▸ **PARTS OF THE EXERCISE**
[1] In the code review discussion, whose input does reames say is probably needed on noalias?
[2] Name every person mentioned by name in the code review discussion.
[3] Please reproduce the part of the code review discussion that opens with the words containing "I will not put" and closes with "and memory aliasing.".

▸ **EXTRACT**

I'm still uncomfortable declaring allocas dereferenceable in the whole function when they are not. Who knows what the users of getPointerDereferenceableBytes will do with this information (now or in the future).. We don't have documentation about these analyses.

Anyway, to unblock this, I'll just suggest a comment is added to getPointerDereferenceableBytes regarding allocas. Meaning, just because an alloca'ed pointer isn't escaped and is "dereferenceable" for x bytes, it doesn't mean we can introduce a store to it (as one would suppose!). One needs to consider lifetime as well.


Just re-read LangRef a few times again regarding noalias (
I can't interpret what's written there as anything related with pointers not being writable in another thread. It just says that if I access object o1, and that object is pointed to by a noalias argument %p, then object o1 can't be accessed through any other pointer that is not based on %p. There's no word about concurrent accesses.
So either this code is incorrect or LangRef needs updating.

reames added inline comments.Mar 24 2021, 9:12 AM


I will not put an incorrect comment into the source code to reflect a mistaken understanding of the code. As explained by both myself and Nikita previously, you are commingling concerns of dereferenability, concurrency, and memory aliasing.

I have already asked you to move the discussion of lifetime intrinsics elsewhere. As I asserted before, the code as written here matches the existing implementation it's replacing. If you want to change that implementation or the semantics thereof, feel free to put forth proposals. I will not.

I am frustrated by this sub-thread. TBH IMO, it seems like you are not discussing the issue *in this patch* in good faith. It seems like you're trying to insist I broaden the scope of work substantially. That bothers me.


I'm going to move this inference rule to it's own review. We probably need input from Johannes or someone more knowledgeable on noalias than myself. I want to unblock the rest of the review.

▸ **DATA SUPPLIED**
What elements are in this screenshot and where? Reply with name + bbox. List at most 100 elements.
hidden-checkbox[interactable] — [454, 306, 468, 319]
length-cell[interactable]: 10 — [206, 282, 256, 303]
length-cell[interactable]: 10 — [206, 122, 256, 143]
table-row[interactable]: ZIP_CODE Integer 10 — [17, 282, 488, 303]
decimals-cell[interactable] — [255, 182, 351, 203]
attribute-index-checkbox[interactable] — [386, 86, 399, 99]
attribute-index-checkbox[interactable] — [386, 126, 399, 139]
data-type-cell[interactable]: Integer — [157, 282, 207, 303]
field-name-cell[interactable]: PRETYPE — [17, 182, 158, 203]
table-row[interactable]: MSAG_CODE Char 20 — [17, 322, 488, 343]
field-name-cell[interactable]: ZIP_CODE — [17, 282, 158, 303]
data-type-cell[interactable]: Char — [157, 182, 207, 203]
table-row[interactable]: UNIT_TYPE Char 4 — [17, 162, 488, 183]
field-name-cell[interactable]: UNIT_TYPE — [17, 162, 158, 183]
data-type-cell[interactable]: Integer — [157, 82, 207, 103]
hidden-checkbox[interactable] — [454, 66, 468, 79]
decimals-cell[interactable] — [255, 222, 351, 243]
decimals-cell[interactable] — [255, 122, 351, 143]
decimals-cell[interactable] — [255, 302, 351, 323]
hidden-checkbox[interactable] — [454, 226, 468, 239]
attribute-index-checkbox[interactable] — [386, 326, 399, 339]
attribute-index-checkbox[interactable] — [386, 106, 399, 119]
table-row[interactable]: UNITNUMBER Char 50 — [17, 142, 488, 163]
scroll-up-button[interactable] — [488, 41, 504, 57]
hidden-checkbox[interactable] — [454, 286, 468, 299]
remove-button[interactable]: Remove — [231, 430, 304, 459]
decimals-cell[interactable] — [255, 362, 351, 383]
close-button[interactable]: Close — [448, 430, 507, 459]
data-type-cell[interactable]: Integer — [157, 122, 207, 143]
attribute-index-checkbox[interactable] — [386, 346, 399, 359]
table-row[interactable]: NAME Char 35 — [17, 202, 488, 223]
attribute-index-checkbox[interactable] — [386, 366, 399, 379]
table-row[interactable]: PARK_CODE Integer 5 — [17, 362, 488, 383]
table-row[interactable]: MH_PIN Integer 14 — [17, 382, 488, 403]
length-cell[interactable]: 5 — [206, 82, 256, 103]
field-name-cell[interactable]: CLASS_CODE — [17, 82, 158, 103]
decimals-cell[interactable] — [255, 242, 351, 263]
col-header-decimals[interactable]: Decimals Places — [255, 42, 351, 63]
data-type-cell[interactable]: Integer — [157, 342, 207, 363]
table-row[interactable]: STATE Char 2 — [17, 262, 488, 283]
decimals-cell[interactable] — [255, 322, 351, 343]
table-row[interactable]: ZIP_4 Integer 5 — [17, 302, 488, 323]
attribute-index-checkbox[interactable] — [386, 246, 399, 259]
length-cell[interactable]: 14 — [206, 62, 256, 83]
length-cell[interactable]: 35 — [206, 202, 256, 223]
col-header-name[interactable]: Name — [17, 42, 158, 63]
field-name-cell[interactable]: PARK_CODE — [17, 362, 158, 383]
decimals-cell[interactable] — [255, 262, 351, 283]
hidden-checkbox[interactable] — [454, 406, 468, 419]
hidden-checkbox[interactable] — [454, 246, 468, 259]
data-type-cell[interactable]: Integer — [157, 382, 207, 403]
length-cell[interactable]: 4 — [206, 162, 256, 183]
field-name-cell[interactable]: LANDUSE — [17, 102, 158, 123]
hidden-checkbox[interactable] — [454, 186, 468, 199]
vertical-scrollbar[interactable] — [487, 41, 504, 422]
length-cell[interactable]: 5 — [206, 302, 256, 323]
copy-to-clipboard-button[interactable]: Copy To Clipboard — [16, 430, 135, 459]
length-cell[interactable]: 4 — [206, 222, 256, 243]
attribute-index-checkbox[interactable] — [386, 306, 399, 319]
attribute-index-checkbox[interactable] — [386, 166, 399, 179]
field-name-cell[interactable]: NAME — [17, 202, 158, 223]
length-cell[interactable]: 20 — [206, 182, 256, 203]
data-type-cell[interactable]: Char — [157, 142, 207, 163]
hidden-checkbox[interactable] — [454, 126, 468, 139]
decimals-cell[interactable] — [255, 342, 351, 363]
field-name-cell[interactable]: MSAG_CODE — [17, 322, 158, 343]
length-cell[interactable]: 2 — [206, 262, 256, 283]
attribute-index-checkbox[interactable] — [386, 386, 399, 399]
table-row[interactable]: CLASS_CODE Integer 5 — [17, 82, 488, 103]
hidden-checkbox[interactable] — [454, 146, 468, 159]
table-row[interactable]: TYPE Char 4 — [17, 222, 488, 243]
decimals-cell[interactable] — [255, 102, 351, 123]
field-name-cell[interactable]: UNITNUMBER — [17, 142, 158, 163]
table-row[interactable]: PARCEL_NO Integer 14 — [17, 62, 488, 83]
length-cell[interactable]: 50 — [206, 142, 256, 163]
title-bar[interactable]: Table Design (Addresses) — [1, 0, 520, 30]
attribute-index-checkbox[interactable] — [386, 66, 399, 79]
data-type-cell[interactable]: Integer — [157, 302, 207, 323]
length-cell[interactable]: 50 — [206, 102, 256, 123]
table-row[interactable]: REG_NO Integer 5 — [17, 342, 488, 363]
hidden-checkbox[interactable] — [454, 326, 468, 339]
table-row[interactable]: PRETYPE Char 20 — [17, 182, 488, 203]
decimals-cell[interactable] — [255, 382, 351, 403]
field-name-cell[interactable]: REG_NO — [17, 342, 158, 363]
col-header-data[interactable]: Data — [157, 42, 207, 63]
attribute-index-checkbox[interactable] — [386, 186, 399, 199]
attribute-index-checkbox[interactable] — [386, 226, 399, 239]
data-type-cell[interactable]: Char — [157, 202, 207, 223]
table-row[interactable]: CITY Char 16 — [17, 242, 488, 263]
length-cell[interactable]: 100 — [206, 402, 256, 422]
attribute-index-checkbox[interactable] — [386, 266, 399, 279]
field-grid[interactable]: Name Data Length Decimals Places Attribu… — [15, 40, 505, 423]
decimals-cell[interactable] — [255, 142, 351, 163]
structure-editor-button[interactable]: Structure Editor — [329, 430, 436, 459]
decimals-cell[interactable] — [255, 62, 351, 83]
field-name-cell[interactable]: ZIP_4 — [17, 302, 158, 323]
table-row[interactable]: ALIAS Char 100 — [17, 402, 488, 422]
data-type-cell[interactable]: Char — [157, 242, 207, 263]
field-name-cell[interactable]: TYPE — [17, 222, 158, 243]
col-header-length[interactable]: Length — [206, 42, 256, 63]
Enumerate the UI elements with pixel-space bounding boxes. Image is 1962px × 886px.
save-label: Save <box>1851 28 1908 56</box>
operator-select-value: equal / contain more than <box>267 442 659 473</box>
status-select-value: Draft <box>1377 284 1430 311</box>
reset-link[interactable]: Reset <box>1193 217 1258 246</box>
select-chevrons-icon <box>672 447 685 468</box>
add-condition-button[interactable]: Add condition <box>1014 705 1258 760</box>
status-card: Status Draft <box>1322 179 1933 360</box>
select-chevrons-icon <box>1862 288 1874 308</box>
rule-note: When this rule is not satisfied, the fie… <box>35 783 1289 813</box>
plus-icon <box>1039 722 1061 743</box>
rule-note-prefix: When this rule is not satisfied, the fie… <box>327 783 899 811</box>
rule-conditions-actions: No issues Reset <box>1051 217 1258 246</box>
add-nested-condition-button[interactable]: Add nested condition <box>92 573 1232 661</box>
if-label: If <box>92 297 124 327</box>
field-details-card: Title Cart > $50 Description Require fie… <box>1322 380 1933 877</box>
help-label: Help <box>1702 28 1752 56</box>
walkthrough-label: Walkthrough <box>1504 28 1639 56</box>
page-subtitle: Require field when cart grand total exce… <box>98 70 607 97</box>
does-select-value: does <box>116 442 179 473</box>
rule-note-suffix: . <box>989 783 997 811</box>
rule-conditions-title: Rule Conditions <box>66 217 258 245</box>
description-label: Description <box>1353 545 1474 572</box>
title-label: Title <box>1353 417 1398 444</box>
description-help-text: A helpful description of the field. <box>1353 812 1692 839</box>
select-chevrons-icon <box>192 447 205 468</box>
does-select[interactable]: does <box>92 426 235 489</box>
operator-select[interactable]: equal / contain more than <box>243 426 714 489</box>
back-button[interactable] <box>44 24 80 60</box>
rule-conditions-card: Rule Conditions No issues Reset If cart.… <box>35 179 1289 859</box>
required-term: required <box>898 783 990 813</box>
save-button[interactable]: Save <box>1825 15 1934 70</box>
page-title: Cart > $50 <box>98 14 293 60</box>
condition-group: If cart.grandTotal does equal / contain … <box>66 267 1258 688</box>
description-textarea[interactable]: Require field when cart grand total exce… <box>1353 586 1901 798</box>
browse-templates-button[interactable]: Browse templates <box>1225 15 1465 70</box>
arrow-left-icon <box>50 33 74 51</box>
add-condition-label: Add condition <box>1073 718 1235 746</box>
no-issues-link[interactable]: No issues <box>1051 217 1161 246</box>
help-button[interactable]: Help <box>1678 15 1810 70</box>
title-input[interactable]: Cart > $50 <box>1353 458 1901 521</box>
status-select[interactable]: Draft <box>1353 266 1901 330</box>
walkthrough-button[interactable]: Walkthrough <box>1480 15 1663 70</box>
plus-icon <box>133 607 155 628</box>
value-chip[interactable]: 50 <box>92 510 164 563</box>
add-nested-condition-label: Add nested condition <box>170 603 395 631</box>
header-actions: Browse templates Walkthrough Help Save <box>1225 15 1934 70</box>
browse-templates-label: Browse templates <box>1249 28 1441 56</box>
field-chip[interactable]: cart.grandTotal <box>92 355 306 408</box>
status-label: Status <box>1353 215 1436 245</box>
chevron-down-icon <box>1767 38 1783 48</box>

▸ **ANSWERS FOR THE EXERCISE**
[1] Johannes's, or that of someone more knowledgeable on noalias.

[2] reames, Nikita, Johannes

[3]
I will not put an incorrect comment into the source code to reflect a mistaken understanding of the code. As explained by both myself and Nikita previously, you are commingling concerns of dereferenability, concurrency, and memory aliasing.